# Instructions for the task
Reproduce every entry that follows word for word, but omit the images.

# Records supplied
##########

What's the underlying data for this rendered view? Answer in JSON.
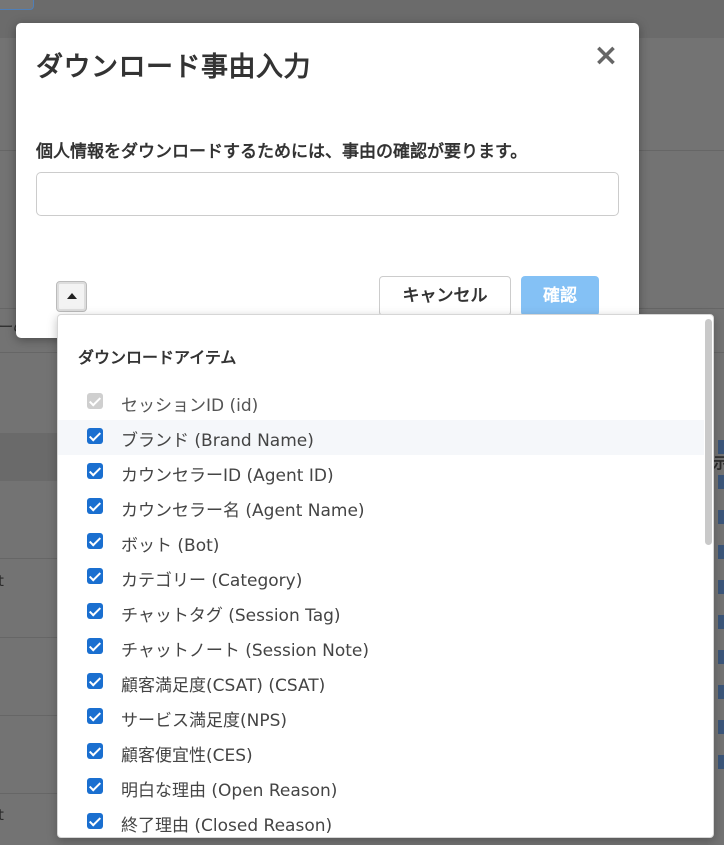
{
  "modal": {
    "title": "ダウンロード事由入力",
    "close_icon": "close-icon",
    "label": "個人情報をダウンロードするためには、事由の確認が要ります。",
    "reason_input": {
      "value": "",
      "placeholder": ""
    },
    "cancel_label": "キャンセル",
    "confirm_label": "確認",
    "confirm_color": "#84c1f5"
  },
  "background": {
    "fragment_1": "ーの",
    "fragment_2": "t",
    "fragment_3": "t",
    "fragment_4": "示"
  },
  "dropdown": {
    "title": "ダウンロードアイテム",
    "items": [
      {
        "label": "セッションID (id)",
        "checked": true,
        "disabled": true
      },
      {
        "label": "ブランド (Brand Name)",
        "checked": true,
        "disabled": false
      },
      {
        "label": "カウンセラーID (Agent ID)",
        "checked": true,
        "disabled": false
      },
      {
        "label": "カウンセラー名 (Agent Name)",
        "checked": true,
        "disabled": false
      },
      {
        "label": "ボット (Bot)",
        "checked": true,
        "disabled": false
      },
      {
        "label": "カテゴリー (Category)",
        "checked": true,
        "disabled": false
      },
      {
        "label": "チャットタグ (Session Tag)",
        "checked": true,
        "disabled": false
      },
      {
        "label": "チャットノート (Session Note)",
        "checked": true,
        "disabled": false
      },
      {
        "label": "顧客満足度(CSAT) (CSAT)",
        "checked": true,
        "disabled": false
      },
      {
        "label": "サービス満足度(NPS)",
        "checked": true,
        "disabled": false
      },
      {
        "label": "顧客便宜性(CES)",
        "checked": true,
        "disabled": false
      },
      {
        "label": "明白な理由 (Open Reason)",
        "checked": true,
        "disabled": false
      },
      {
        "label": "終了理由 (Closed Reason)",
        "checked": true,
        "disabled": false
      }
    ],
    "checkbox_color": "#1a6fd0"
  }
}
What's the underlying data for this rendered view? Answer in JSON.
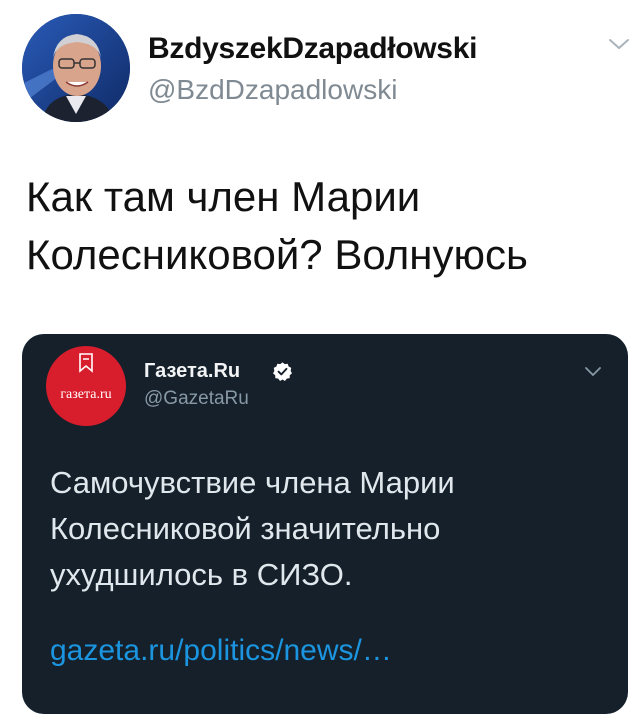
{
  "tweet": {
    "author": {
      "display_name": "BzdyszekDzapadłowski",
      "handle": "@BzdDzapadlowski",
      "avatar_icon": "user-avatar-photo"
    },
    "menu_icon": "chevron-down-icon",
    "text_lines": [
      "Как там член Марии",
      "Колесниковой? Волнуюсь"
    ]
  },
  "quoted_tweet": {
    "author": {
      "display_name": "Газета.Ru",
      "handle": "@GazetaRu",
      "verified": true,
      "avatar_logo_text": "газета.ru",
      "avatar_color": "#d81d2c"
    },
    "menu_icon": "chevron-down-icon",
    "text_lines": [
      "Самочувствие члена Марии",
      "Колесниковой значительно",
      "ухудшилось в СИЗО."
    ],
    "link_text": "gazeta.ru/politics/news/…",
    "colors": {
      "background": "#15202b",
      "text": "#e1e8ed",
      "secondary": "#8899a6",
      "link": "#1b95e0"
    }
  }
}
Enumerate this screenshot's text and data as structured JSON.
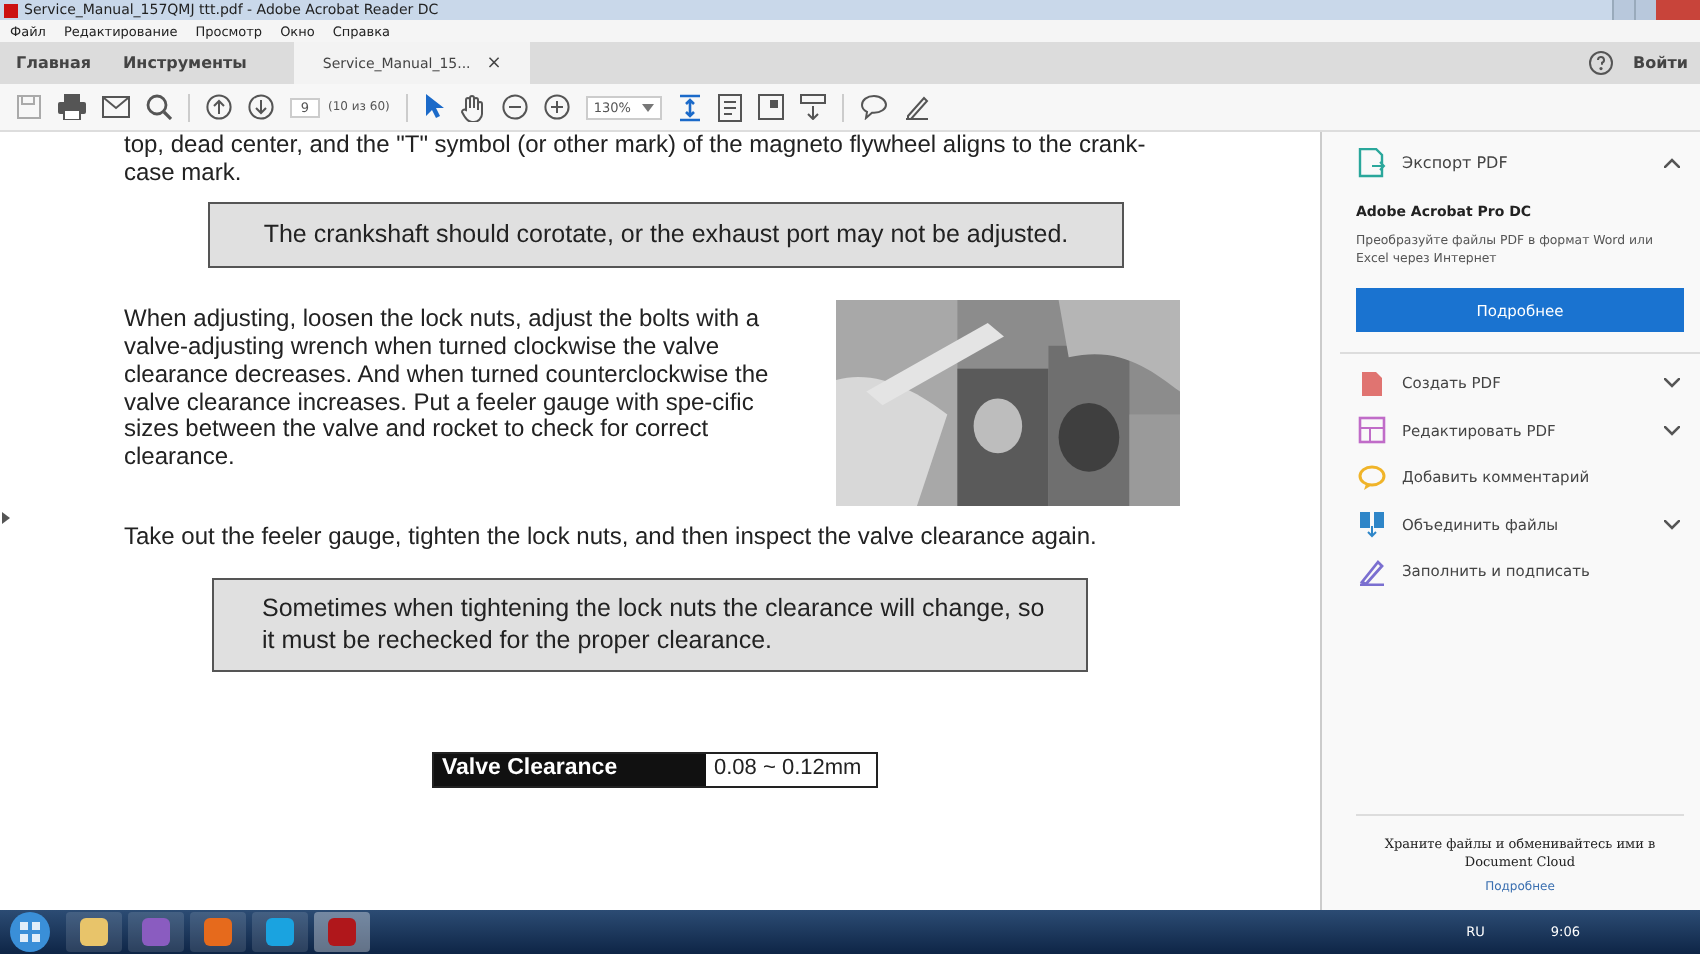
{
  "window": {
    "title": "Service_Manual_157QMJ ttt.pdf - Adobe Acrobat Reader DC"
  },
  "menu": [
    "Файл",
    "Редактирование",
    "Просмотр",
    "Окно",
    "Справка"
  ],
  "tabs": [
    {
      "label": "Главная",
      "selected": false
    },
    {
      "label": "Инструменты",
      "selected": false
    },
    {
      "label": "Service_Manual_15...",
      "selected": true,
      "close_mark": "×"
    }
  ],
  "signin": "Войти",
  "toolbar": {
    "page": "9",
    "page_count": "(10 из 60)",
    "zoom": "130%"
  },
  "document": {
    "intro": "top, dead center, and the \"T\" symbol (or other mark) of the magneto flywheel aligns to the crank-case mark.",
    "note_1": "The crankshaft should corotate, or the exhaust port may not be adjusted.",
    "paragraph_1": "When adjusting, loosen the lock nuts, adjust the bolts with a valve-adjusting wrench when turned clockwise the valve clearance decreases. And when turned counterclockwise the valve clearance increases. Put a feeler gauge with spe-cific sizes between the valve and rocket to check for correct clearance.",
    "paragraph_2": "Take out the feeler gauge, tighten the lock nuts, and then inspect the valve clearance again.",
    "note_2": "Sometimes when tightening the lock nuts the clearance will change, so it must be rechecked for the proper clearance.",
    "spec": {
      "label": "Valve Clearance",
      "value": "0.08 ~ 0.12mm"
    }
  },
  "right_pane": {
    "export": {
      "label": "Экспорт PDF",
      "expanded": true
    },
    "promo": {
      "title": "Adobe Acrobat Pro DC",
      "text": "Преобразуйте файлы PDF в формат Word или Excel через Интернет",
      "button": "Подробнее"
    },
    "tools": [
      {
        "label": "Создать PDF",
        "expandable": true
      },
      {
        "label": "Редактировать PDF",
        "expandable": true
      },
      {
        "label": "Добавить комментарий",
        "expandable": false
      },
      {
        "label": "Объединить файлы",
        "expandable": true
      },
      {
        "label": "Заполнить и подписать",
        "expandable": false
      }
    ],
    "cloud_text": "Храните файлы и обменивайтесь ими в Document Cloud",
    "cloud_link": "Подробнее"
  },
  "taskbar": {
    "language": "RU",
    "time": "9:06"
  }
}
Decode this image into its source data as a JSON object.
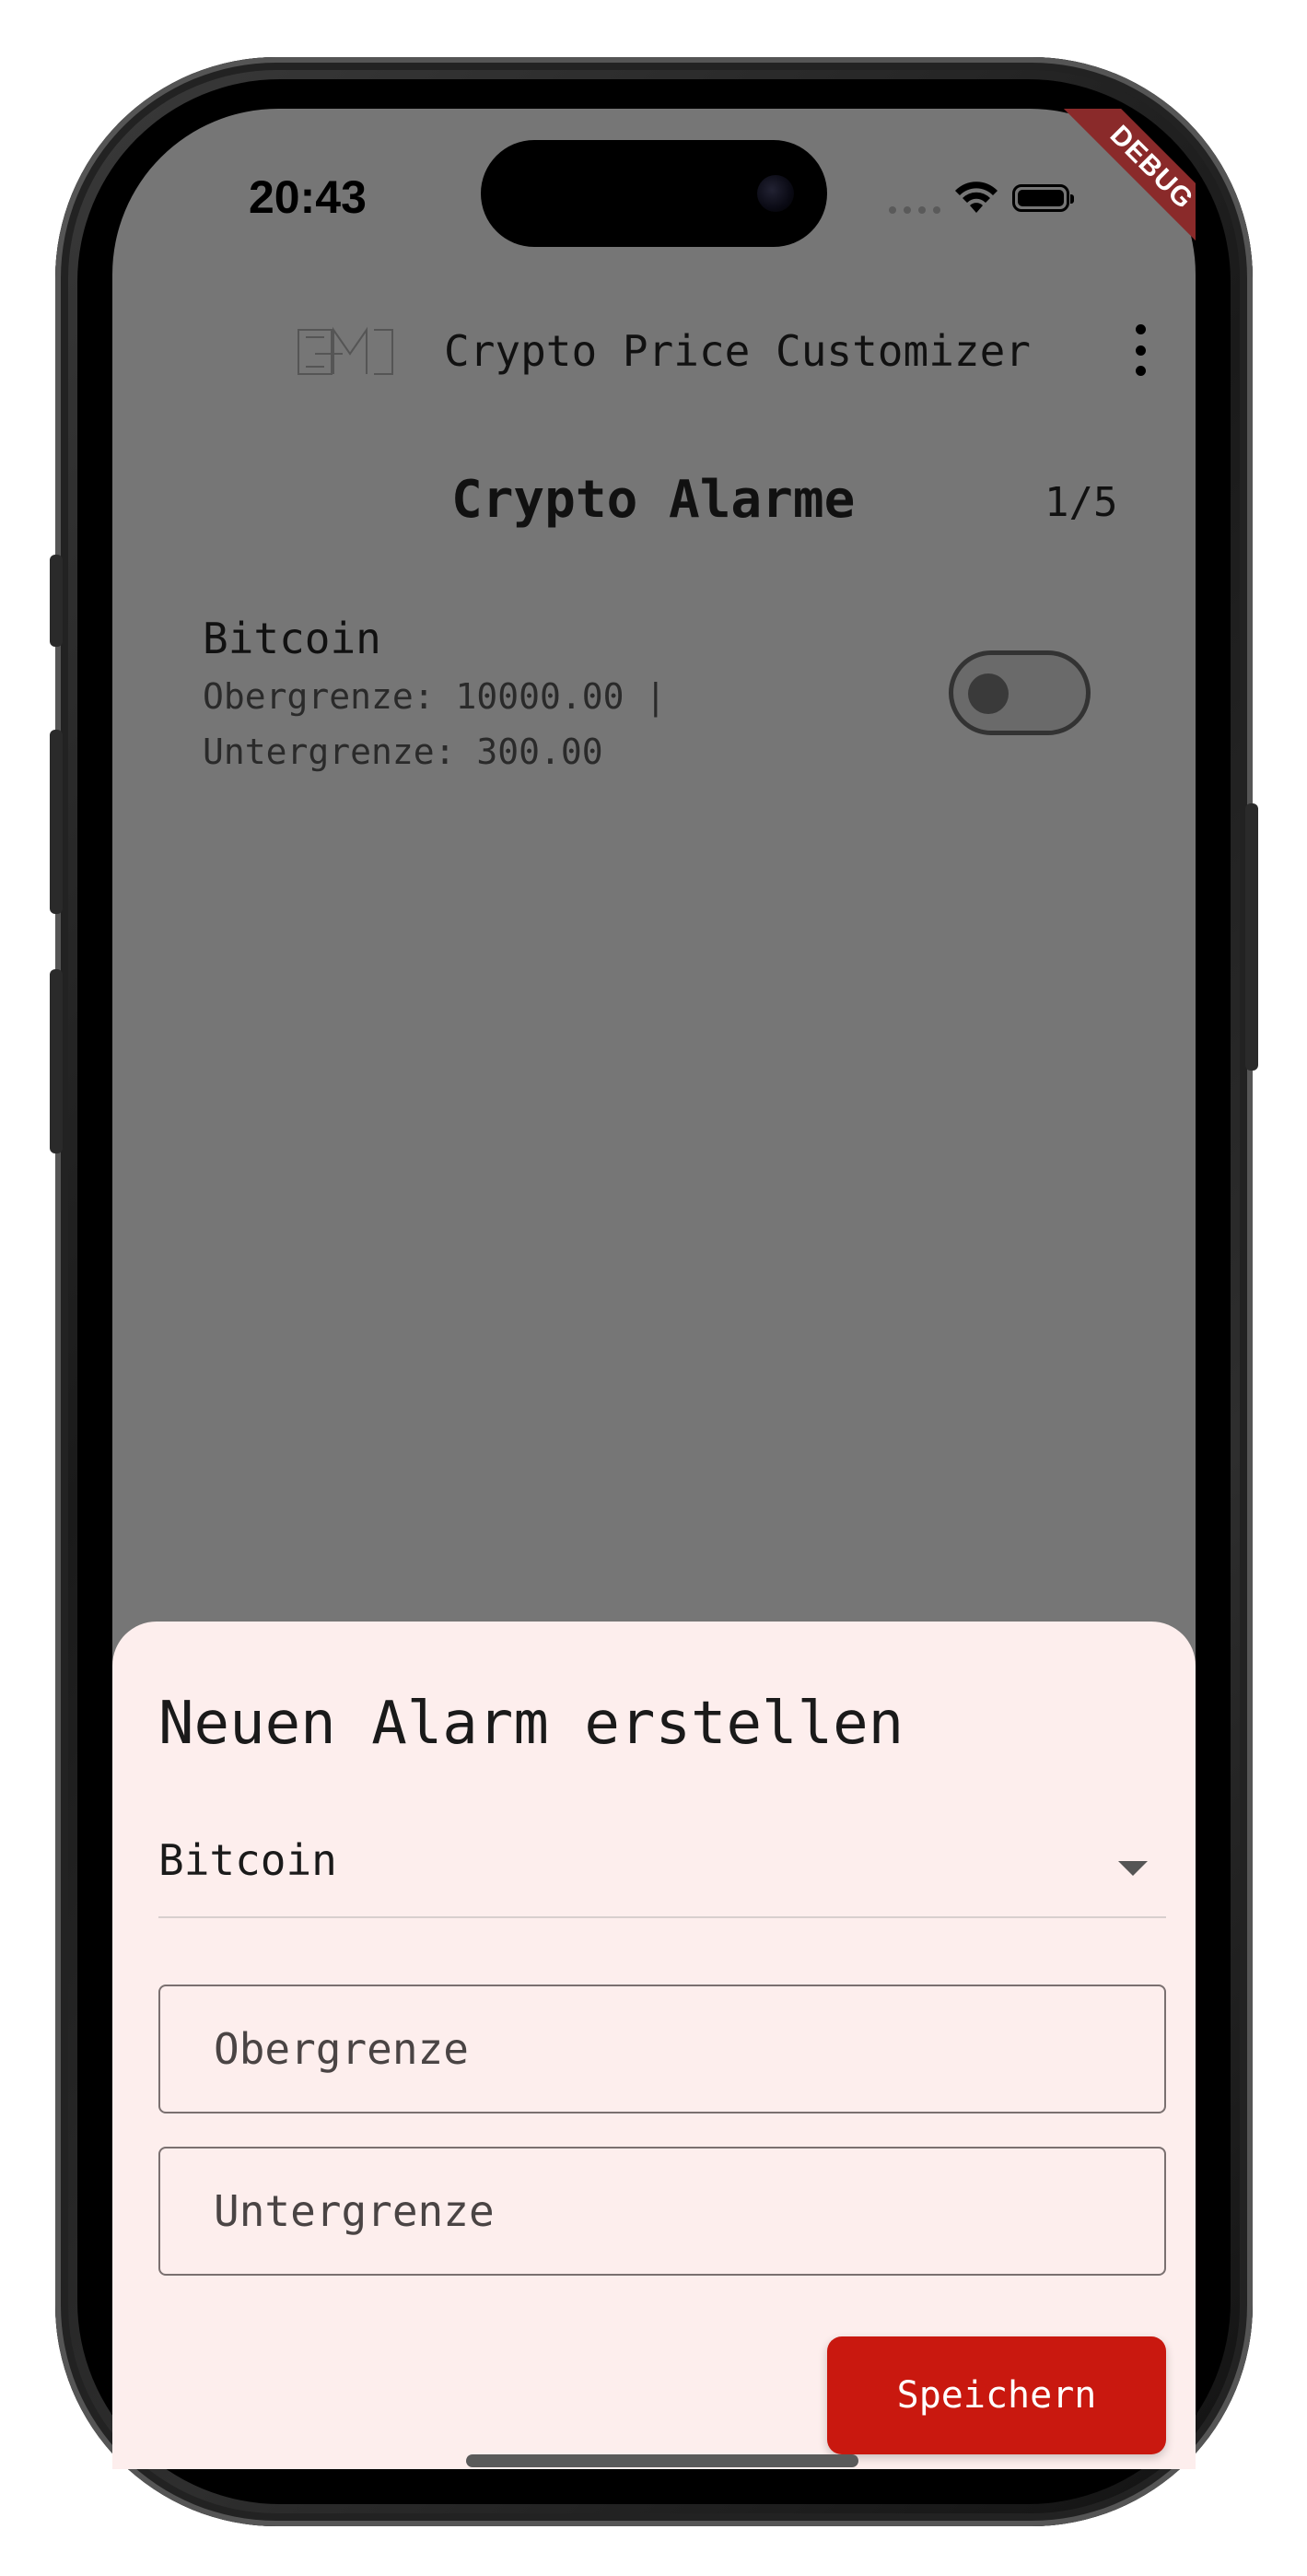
{
  "status_bar": {
    "time": "20:43",
    "debug_banner": "DEBUG"
  },
  "app_bar": {
    "title": "Crypto Price Customizer",
    "logo_icon": "cpm-logo-icon",
    "menu_icon": "more-vert-icon"
  },
  "alarms": {
    "title": "Crypto Alarme",
    "counter": "1/5",
    "items": [
      {
        "name": "Bitcoin",
        "detail": "Obergrenze: 10000.00 |\nUntergrenze: 300.00",
        "enabled": false
      }
    ]
  },
  "sheet": {
    "title": "Neuen Alarm erstellen",
    "dropdown_value": "Bitcoin",
    "upper_placeholder": "Obergrenze",
    "lower_placeholder": "Untergrenze",
    "save_label": "Speichern"
  },
  "colors": {
    "background_dim": "#767676",
    "sheet_bg": "#fdeeed",
    "accent": "#c9180f",
    "debug_banner": "#8a2a2a"
  }
}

##########

# Task response
What's the underlying data for this rendered view? Answer in JSON.
{
  "modal": {
    "title": "ダウンロード事由入力",
    "close_icon": "close-icon",
    "label": "個人情報をダウンロードするためには、事由の確認が要ります。",
    "reason_input": {
      "value": "",
      "placeholder": ""
    },
    "cancel_label": "キャンセル",
    "confirm_label": "確認",
    "confirm_color": "#84c1f5"
  },
  "background": {
    "fragment_1": "ーの",
    "fragment_2": "t",
    "fragment_3": "t",
    "fragment_4": "示"
  },
  "dropdown": {
    "title": "ダウンロードアイテム",
    "items": [
      {
        "label": "セッションID (id)",
        "checked": true,
        "disabled": true
      },
      {
        "label": "ブランド (Brand Name)",
        "checked": true,
        "disabled": false
      },
      {
        "label": "カウンセラーID (Agent ID)",
        "checked": true,
        "disabled": false
      },
      {
        "label": "カウンセラー名 (Agent Name)",
        "checked": true,
        "disabled": false
      },
      {
        "label": "ボット (Bot)",
        "checked": true,
        "disabled": false
      },
      {
        "label": "カテゴリー (Category)",
        "checked": true,
        "disabled": false
      },
      {
        "label": "チャットタグ (Session Tag)",
        "checked": true,
        "disabled": false
      },
      {
        "label": "チャットノート (Session Note)",
        "checked": true,
        "disabled": false
      },
      {
        "label": "顧客満足度(CSAT) (CSAT)",
        "checked": true,
        "disabled": false
      },
      {
        "label": "サービス満足度(NPS)",
        "checked": true,
        "disabled": false
      },
      {
        "label": "顧客便宜性(CES)",
        "checked": true,
        "disabled": false
      },
      {
        "label": "明白な理由 (Open Reason)",
        "checked": true,
        "disabled": false
      },
      {
        "label": "終了理由 (Closed Reason)",
        "checked": true,
        "disabled": false
      }
    ],
    "checkbox_color": "#1a6fd0"
  }
}
What's the underlying data for this rendered view? Answer in JSON.
{
  "tweet": {
    "author": {
      "display_name": "BzdyszekDzapadłowski",
      "handle": "@BzdDzapadlowski",
      "avatar_icon": "user-avatar-photo"
    },
    "menu_icon": "chevron-down-icon",
    "text_lines": [
      "Как там член Марии",
      "Колесниковой? Волнуюсь"
    ]
  },
  "quoted_tweet": {
    "author": {
      "display_name": "Газета.Ru",
      "handle": "@GazetaRu",
      "verified": true,
      "avatar_logo_text": "газета.ru",
      "avatar_color": "#d81d2c"
    },
    "menu_icon": "chevron-down-icon",
    "text_lines": [
      "Самочувствие члена Марии",
      "Колесниковой значительно",
      "ухудшилось в СИЗО."
    ],
    "link_text": "gazeta.ru/politics/news/…",
    "colors": {
      "background": "#15202b",
      "text": "#e1e8ed",
      "secondary": "#8899a6",
      "link": "#1b95e0"
    }
  }
}
Enumerate this screenshot's text and data as structured JSON.
{
  "window": {
    "title": "Service_Manual_157QMJ ttt.pdf - Adobe Acrobat Reader DC"
  },
  "menu": [
    "Файл",
    "Редактирование",
    "Просмотр",
    "Окно",
    "Справка"
  ],
  "tabs": [
    {
      "label": "Главная",
      "selected": false
    },
    {
      "label": "Инструменты",
      "selected": false
    },
    {
      "label": "Service_Manual_15...",
      "selected": true,
      "close_mark": "×"
    }
  ],
  "signin": "Войти",
  "toolbar": {
    "page": "9",
    "page_count": "(10 из 60)",
    "zoom": "130%"
  },
  "document": {
    "intro": "top, dead center, and the \"T\" symbol (or other mark) of the magneto flywheel aligns to the crank-case mark.",
    "note_1": "The crankshaft should corotate, or the exhaust port may not be adjusted.",
    "paragraph_1": "When adjusting, loosen the lock nuts, adjust the bolts with a valve-adjusting wrench when turned clockwise the valve clearance decreases. And when turned counterclockwise the valve clearance increases. Put a feeler gauge with spe-cific sizes between the valve and rocket to check for correct clearance.",
    "paragraph_2": "Take out the feeler gauge, tighten the lock nuts, and then inspect the valve clearance again.",
    "note_2": "Sometimes when tightening the lock nuts the clearance will change, so it must be rechecked for the proper clearance.",
    "spec": {
      "label": "Valve Clearance",
      "value": "0.08 ~ 0.12mm"
    }
  },
  "right_pane": {
    "export": {
      "label": "Экспорт PDF",
      "expanded": true
    },
    "promo": {
      "title": "Adobe Acrobat Pro DC",
      "text": "Преобразуйте файлы PDF в формат Word или Excel через Интернет",
      "button": "Подробнее"
    },
    "tools": [
      {
        "label": "Создать PDF",
        "expandable": true
      },
      {
        "label": "Редактировать PDF",
        "expandable": true
      },
      {
        "label": "Добавить комментарий",
        "expandable": false
      },
      {
        "label": "Объединить файлы",
        "expandable": true
      },
      {
        "label": "Заполнить и подписать",
        "expandable": false
      }
    ],
    "cloud_text": "Храните файлы и обменивайтесь ими в Document Cloud",
    "cloud_link": "Подробнее"
  },
  "taskbar": {
    "language": "RU",
    "time": "9:06"
  }
}
Decode this image into its source data as a JSON object.
{
  "status_bar": {
    "time": "20:43",
    "debug_banner": "DEBUG"
  },
  "app_bar": {
    "title": "Crypto Price Customizer",
    "logo_icon": "cpm-logo-icon",
    "menu_icon": "more-vert-icon"
  },
  "alarms": {
    "title": "Crypto Alarme",
    "counter": "1/5",
    "items": [
      {
        "name": "Bitcoin",
        "detail": "Obergrenze: 10000.00 |\nUntergrenze: 300.00",
        "enabled": false
      }
    ]
  },
  "sheet": {
    "title": "Neuen Alarm erstellen",
    "dropdown_value": "Bitcoin",
    "upper_placeholder": "Obergrenze",
    "lower_placeholder": "Untergrenze",
    "save_label": "Speichern"
  },
  "colors": {
    "background_dim": "#767676",
    "sheet_bg": "#fdeeed",
    "accent": "#c9180f",
    "debug_banner": "#8a2a2a"
  }
}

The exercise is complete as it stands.